26 juni 2011

26 juni 2011

De jeugd is onze toekomst.

Het regende de hele nacht maar gelukkig is het gestopt. Dat mag ook wel want vandaag begint de zomer. Bij de grote kei luistert een groep kinderen gefascineerd naar de verhalenverteller.

“De boswachter werd elke dag geplaagd door die drie heksen die altijd boven het bos vlogen. Hijzelf was er wel zo’n beetje aan gewend maar doordat die heksen slijm en haren naar beneden gooiden werden de struiken en bomen ziek. En dat wilde de boswachter, die heel veel van bomen hield natuurlijk niet en op een goede dag verzamelde hij alle haren en slijm en maakte er een grote berg van en stak die in brand. Dit gaf heel veel rook en stonk ontzettend erg. Zo erg zelfs dat de heksen er niet tegen konden en vertrokken. Ze zijn nooit meer terug gekomen…..”

OPDRACHT 1 —
Geef bij elke bewering of ze klopt met de tekst over de boswachter en de heksen: (a) Het regent nog steeds na de nacht. (b) Er vlogen drie heksen boven het bos. (c) De heksen keerden later terug. Antwoord telkens met ja of nee en citeer letterlijk de woorden uit de tekst die de doorslag geven.

TE VERWERKEN GEGEVENS —
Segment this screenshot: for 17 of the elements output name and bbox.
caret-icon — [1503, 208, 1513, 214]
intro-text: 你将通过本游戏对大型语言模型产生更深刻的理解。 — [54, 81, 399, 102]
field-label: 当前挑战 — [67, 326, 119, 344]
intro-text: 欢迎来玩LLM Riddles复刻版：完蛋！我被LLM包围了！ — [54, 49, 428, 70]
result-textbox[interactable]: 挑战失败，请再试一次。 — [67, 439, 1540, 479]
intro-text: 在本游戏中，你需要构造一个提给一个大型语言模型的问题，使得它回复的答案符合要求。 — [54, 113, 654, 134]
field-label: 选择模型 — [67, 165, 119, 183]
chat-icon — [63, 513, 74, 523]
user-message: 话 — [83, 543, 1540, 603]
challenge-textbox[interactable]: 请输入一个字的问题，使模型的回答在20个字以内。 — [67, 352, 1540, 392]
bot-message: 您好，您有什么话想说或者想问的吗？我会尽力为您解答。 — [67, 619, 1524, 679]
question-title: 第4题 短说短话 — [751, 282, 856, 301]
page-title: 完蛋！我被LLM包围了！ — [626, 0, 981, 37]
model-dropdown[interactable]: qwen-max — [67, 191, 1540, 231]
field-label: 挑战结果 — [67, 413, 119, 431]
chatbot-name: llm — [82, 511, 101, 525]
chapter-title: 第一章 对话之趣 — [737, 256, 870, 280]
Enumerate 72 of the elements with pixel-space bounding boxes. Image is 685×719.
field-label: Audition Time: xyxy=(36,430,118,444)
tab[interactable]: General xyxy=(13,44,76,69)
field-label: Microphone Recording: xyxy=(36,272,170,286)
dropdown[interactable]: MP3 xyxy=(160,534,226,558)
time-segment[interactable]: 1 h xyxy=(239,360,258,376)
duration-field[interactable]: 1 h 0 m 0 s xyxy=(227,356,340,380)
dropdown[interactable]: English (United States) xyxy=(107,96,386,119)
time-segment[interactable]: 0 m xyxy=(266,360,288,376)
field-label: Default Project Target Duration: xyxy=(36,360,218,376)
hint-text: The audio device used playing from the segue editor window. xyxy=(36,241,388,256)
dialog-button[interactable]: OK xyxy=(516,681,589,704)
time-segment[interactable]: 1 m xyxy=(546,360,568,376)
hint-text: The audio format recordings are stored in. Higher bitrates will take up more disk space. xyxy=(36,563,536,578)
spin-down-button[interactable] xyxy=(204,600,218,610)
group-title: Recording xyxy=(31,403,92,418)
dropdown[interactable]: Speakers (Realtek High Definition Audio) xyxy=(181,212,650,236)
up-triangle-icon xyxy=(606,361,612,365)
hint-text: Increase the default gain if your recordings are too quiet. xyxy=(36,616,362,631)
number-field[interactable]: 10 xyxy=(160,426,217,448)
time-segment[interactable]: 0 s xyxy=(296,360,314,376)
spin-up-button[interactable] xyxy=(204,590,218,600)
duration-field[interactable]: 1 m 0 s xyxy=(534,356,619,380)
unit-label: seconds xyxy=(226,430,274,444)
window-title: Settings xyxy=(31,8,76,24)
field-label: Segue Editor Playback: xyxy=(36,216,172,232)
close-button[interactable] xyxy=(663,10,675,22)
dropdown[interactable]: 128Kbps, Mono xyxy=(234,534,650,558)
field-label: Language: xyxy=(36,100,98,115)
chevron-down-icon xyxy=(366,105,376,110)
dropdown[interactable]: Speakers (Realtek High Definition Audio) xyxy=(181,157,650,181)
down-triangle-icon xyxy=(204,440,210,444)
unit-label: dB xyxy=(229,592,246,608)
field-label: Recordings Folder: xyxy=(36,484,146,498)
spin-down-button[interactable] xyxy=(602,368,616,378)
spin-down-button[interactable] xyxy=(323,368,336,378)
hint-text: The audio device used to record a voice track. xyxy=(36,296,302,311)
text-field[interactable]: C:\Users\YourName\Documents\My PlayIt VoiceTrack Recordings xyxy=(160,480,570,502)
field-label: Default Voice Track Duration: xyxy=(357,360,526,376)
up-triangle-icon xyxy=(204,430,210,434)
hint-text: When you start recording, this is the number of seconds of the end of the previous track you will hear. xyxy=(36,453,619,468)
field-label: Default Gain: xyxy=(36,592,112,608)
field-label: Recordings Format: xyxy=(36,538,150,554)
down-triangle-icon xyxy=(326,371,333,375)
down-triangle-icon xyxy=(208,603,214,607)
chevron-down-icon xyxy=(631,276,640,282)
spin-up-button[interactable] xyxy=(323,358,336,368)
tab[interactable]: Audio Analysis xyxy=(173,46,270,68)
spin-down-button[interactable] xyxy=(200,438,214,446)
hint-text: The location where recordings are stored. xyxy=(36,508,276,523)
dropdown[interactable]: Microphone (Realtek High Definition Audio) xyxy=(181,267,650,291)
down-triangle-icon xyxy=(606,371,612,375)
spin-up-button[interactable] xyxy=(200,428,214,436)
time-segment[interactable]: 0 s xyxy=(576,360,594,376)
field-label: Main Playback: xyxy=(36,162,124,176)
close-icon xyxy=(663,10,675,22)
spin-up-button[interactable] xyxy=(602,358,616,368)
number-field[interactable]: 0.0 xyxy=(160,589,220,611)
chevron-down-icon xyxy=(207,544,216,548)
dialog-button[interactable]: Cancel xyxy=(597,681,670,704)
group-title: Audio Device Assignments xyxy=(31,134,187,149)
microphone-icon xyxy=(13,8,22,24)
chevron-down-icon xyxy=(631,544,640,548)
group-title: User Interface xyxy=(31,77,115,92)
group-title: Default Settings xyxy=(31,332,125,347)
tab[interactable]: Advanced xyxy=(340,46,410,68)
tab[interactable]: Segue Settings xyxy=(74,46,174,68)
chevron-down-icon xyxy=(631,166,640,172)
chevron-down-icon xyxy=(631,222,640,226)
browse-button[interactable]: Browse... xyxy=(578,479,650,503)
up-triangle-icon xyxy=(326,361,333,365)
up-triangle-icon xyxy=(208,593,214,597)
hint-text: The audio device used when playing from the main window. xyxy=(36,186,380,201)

OPDRACHT 2 —
Haal uit de records letterlijk alle regels, vanaf het begin van de records tot en met de regel met "result-textbox[interactable]: 挑战失败，请再试一次。 —".

UITWERKING 1 —
(a) Nee: "Het regende de hele nacht maar gelukkig is het gestopt."
(b) Ja: "die drie heksen die altijd boven het bos vlogen"
(c) Nee: "Ze zijn nooit meer terug gekomen"

UITWERKING 2 —
Segment this screenshot: for 17 of the elements output name and bbox.
caret-icon — [1503, 208, 1513, 214]
intro-text: 你将通过本游戏对大型语言模型产生更深刻的理解。 — [54, 81, 399, 102]
field-label: 当前挑战 — [67, 326, 119, 344]
intro-text: 欢迎来玩LLM Riddles复刻版：完蛋！我被LLM包围了！ — [54, 49, 428, 70]
result-textbox[interactable]: 挑战失败，请再试一次。 — [67, 439, 1540, 479]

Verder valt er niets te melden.